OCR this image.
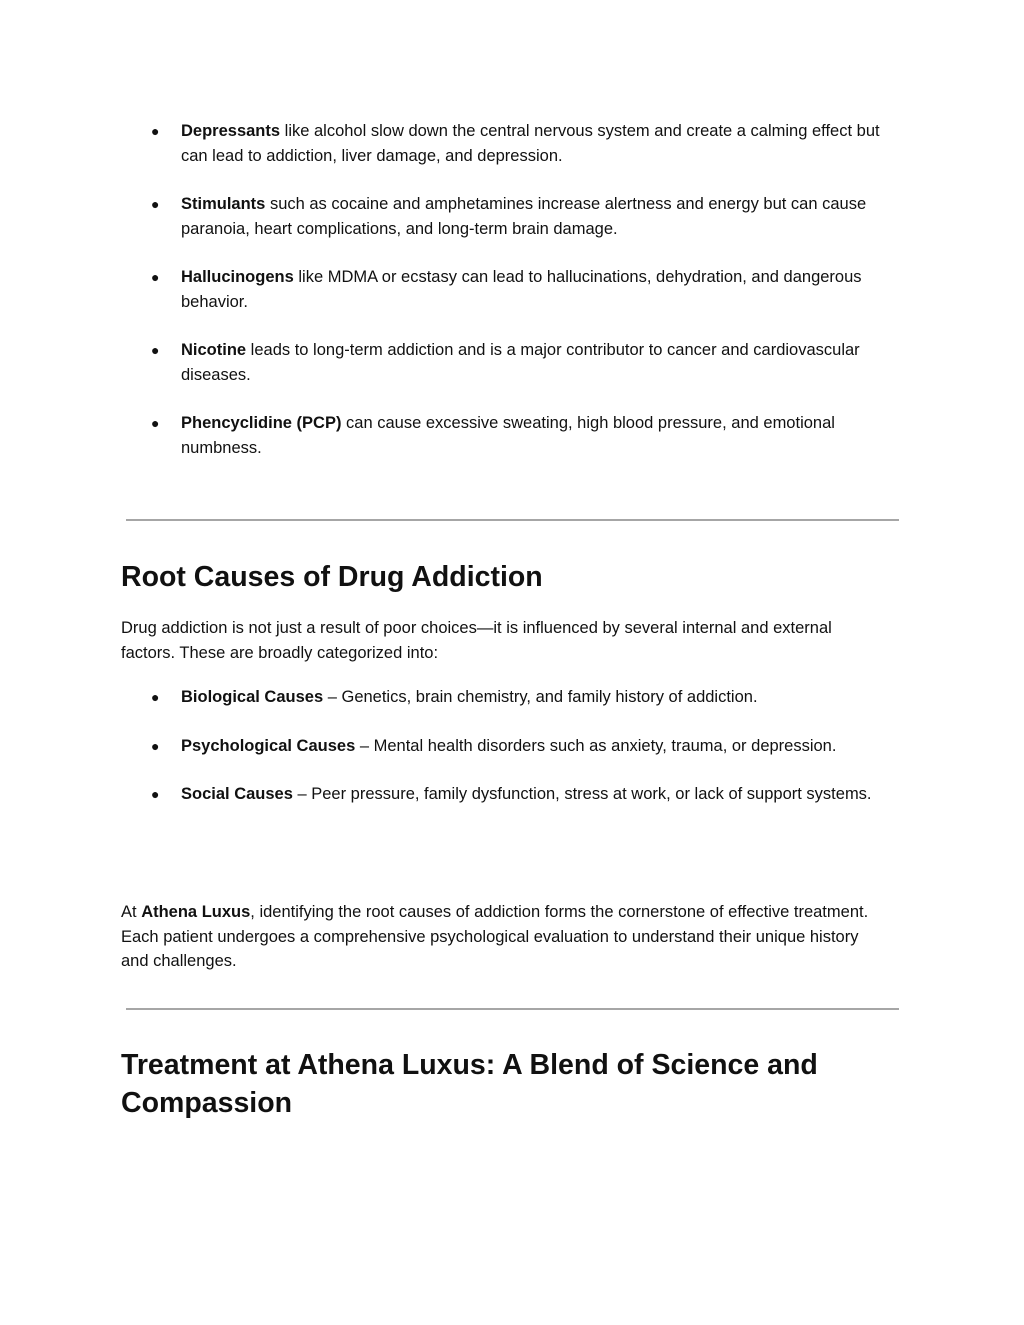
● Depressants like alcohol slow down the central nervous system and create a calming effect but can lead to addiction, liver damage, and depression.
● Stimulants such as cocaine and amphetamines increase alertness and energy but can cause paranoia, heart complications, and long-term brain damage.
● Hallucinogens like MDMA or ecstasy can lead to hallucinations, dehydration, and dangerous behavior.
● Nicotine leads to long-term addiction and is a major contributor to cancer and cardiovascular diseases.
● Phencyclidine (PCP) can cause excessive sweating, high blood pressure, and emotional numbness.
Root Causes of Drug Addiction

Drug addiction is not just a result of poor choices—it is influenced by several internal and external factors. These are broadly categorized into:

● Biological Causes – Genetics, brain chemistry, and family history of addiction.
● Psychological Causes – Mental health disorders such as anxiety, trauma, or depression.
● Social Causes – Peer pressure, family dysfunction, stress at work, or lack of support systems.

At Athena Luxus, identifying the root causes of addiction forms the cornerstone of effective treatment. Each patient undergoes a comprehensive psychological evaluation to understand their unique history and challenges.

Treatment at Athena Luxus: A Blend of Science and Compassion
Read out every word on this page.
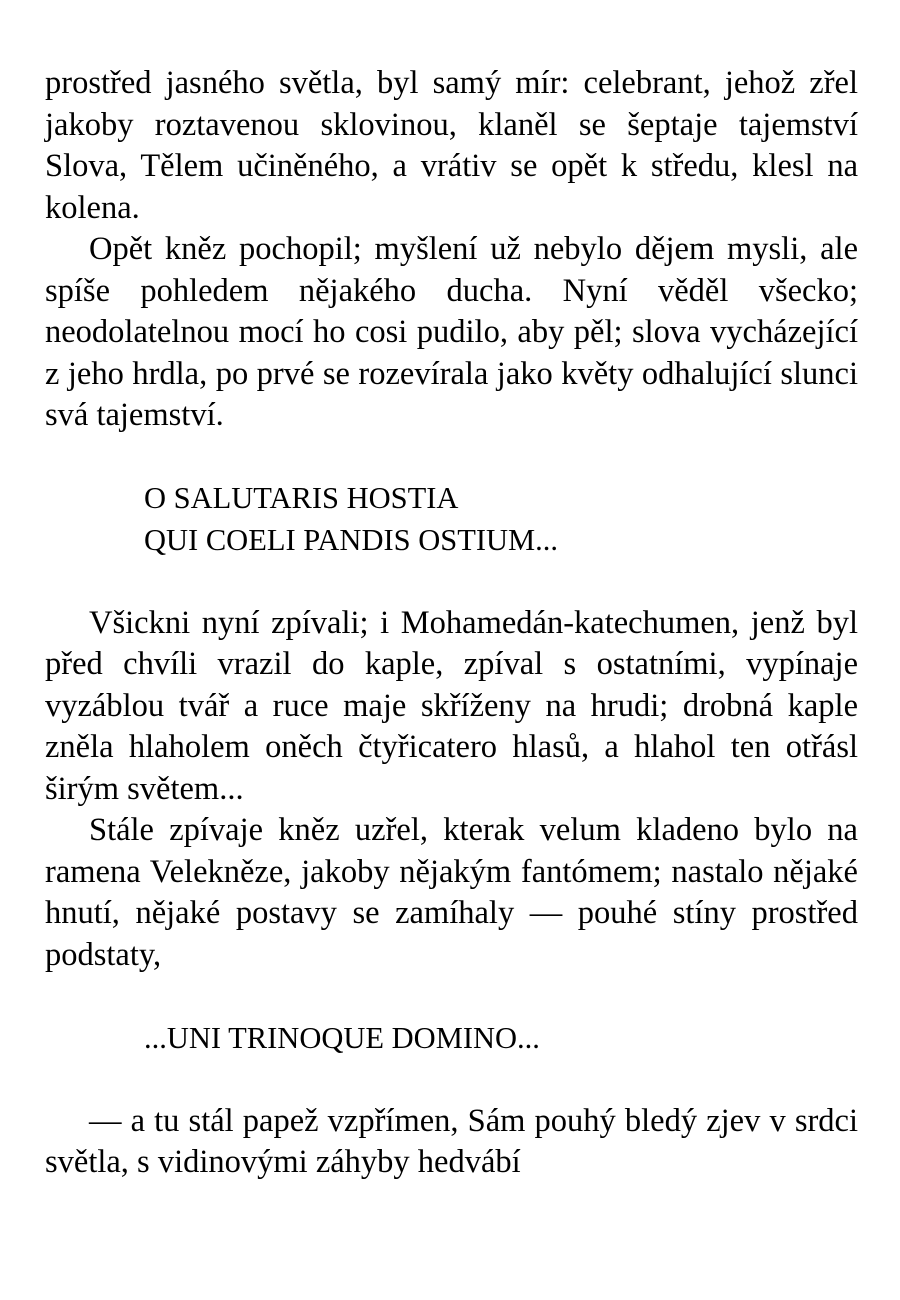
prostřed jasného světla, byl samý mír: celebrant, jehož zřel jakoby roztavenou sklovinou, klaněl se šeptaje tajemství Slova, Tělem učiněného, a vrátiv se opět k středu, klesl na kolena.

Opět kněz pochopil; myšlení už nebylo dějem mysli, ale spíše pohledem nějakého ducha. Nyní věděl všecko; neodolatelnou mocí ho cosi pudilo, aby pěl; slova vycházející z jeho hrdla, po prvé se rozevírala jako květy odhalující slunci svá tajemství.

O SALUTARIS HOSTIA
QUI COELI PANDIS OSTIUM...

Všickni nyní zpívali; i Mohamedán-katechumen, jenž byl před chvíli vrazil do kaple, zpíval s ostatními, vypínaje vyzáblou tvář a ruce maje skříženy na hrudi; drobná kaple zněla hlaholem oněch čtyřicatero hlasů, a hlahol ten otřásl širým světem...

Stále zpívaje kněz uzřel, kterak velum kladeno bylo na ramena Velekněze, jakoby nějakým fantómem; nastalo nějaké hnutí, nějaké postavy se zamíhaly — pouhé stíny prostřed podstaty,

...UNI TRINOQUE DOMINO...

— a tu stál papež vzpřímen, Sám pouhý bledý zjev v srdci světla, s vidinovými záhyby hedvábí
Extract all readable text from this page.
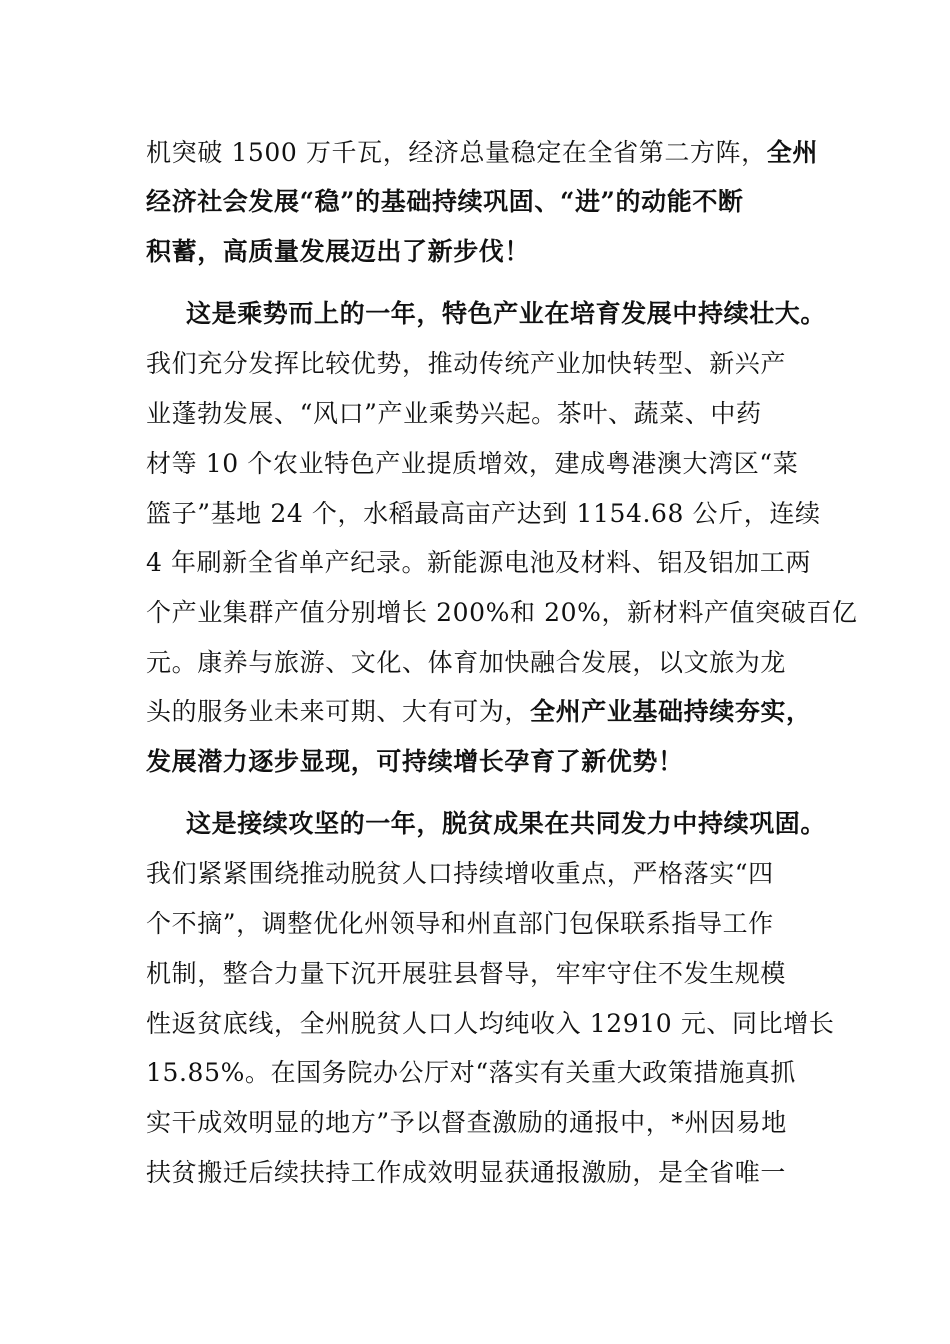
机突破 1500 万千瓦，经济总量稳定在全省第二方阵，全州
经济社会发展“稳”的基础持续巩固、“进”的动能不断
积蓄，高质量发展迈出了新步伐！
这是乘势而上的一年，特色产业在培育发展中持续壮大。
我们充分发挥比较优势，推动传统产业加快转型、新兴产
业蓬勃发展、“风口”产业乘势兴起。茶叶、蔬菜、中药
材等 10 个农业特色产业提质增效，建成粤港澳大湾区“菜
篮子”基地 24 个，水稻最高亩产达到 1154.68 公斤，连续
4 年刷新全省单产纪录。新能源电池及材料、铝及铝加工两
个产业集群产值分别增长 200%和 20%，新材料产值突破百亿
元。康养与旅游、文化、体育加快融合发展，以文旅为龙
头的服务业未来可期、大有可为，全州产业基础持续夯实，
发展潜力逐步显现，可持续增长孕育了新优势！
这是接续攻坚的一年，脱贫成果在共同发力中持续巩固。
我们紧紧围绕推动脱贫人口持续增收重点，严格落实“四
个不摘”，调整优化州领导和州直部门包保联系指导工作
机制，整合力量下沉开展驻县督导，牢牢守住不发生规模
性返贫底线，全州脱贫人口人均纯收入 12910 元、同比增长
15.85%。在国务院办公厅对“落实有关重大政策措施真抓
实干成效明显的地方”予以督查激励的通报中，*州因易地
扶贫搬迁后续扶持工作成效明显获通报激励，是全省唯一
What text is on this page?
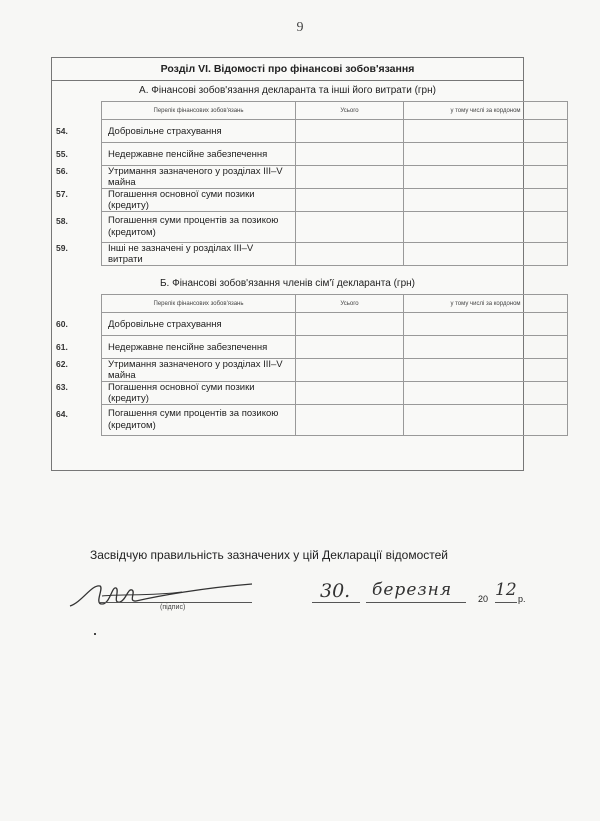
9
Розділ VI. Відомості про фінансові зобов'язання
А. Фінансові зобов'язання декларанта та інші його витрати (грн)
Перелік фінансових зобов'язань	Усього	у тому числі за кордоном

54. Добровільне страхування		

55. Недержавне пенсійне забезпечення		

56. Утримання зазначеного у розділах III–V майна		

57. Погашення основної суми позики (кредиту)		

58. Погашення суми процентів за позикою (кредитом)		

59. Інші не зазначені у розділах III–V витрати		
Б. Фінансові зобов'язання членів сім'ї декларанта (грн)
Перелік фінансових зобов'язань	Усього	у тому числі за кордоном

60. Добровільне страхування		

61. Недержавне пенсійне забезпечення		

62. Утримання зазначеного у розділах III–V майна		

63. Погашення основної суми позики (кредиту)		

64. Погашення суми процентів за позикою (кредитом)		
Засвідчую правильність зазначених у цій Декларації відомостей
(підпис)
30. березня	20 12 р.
-*-*-
Retype verbatim only the lines beginning with the line that contains "What text is on this page?" and ending with the last line of the listing above; pictures are to be excluded.

What text is on this page?
9
Розділ VI. Відомості про фінансові зобов'язання
А. Фінансові зобов'язання декларанта та інші його витрати (грн)
Перелік фінансових зобов'язань	Усього	у тому числі за кордоном

54. Добровільне страхування		

55. Недержавне пенсійне забезпечення		

56. Утримання зазначеного у розділах III–V майна		

57. Погашення основної суми позики (кредиту)		

58. Погашення суми процентів за позикою (кредитом)		

59. Інші не зазначені у розділах III–V витрати		
Б. Фінансові зобов'язання членів сім'ї декларанта (грн)
Перелік фінансових зобов'язань	Усього	у тому числі за кордоном

60. Добровільне страхування		

61. Недержавне пенсійне забезпечення		

62. Утримання зазначеного у розділах III–V майна		

63. Погашення основної суми позики (кредиту)		

64. Погашення суми процентів за позикою (кредитом)		
Засвідчую правильність зазначених у цій Декларації відомостей
(підпис)
30. березня	20 12 р.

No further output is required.